MATERIAL FOR THIS TASK:
▽

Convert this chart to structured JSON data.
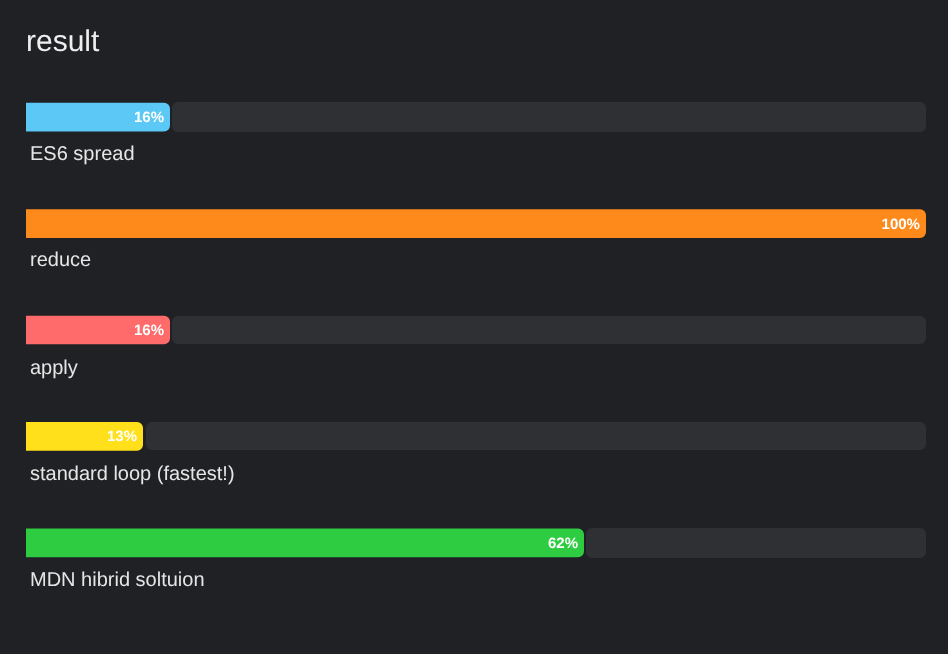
{
  "chart_data": {
    "type": "bar",
    "orientation": "horizontal",
    "title": "result",
    "categories": [
      "ES6 spread",
      "reduce",
      "apply",
      "standard loop (fastest!)",
      "MDN hibrid soltuion"
    ],
    "values": [
      16,
      100,
      16,
      13,
      62
    ],
    "colors": [
      "#5bc8f5",
      "#ff8a1c",
      "#ff6b6b",
      "#ffe01b",
      "#2ecc40"
    ],
    "value_labels": [
      "16%",
      "100%",
      "16%",
      "13%",
      "62%"
    ],
    "tick_labels": "y"
  }
}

△

CHALLENGE: Copy out all the entries exactly. Images stay out of the copy.

ANSWER BELOW:
Convert this chart to structured JSON data.
{
  "chart_data": {
    "type": "bar",
    "orientation": "horizontal",
    "title": "result",
    "categories": [
      "ES6 spread",
      "reduce",
      "apply",
      "standard loop (fastest!)",
      "MDN hibrid soltuion"
    ],
    "values": [
      16,
      100,
      16,
      13,
      62
    ],
    "colors": [
      "#5bc8f5",
      "#ff8a1c",
      "#ff6b6b",
      "#ffe01b",
      "#2ecc40"
    ],
    "value_labels": [
      "16%",
      "100%",
      "16%",
      "13%",
      "62%"
    ],
    "tick_labels": "y"
  }
}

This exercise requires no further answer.